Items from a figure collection
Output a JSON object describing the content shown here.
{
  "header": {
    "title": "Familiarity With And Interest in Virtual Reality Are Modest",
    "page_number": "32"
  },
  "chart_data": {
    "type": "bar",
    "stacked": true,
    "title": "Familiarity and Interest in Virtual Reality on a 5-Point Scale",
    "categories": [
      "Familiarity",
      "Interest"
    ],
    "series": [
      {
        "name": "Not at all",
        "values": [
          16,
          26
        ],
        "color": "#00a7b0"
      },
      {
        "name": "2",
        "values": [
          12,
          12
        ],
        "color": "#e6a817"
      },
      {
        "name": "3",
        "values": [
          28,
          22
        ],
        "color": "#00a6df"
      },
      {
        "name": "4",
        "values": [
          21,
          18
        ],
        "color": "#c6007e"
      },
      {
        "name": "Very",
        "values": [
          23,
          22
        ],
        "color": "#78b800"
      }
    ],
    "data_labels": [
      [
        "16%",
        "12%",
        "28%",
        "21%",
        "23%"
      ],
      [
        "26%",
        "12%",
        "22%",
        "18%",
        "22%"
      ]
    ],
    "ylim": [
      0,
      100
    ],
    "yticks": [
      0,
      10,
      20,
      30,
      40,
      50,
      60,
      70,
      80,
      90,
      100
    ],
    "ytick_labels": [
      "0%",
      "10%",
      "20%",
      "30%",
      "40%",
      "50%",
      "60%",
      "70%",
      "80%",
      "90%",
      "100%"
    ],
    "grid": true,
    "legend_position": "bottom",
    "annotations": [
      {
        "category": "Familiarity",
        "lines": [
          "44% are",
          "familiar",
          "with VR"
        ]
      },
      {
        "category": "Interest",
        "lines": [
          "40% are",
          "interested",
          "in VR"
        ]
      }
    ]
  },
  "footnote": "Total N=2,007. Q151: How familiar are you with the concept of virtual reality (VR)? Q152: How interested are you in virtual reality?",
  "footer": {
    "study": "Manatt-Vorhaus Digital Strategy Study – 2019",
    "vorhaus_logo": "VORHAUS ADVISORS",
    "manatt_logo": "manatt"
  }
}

## PROBLEM REQUIREMENTS
Report only how many lines in the listing contain the string "Familiarity".

## RESULT OF THE TASK
4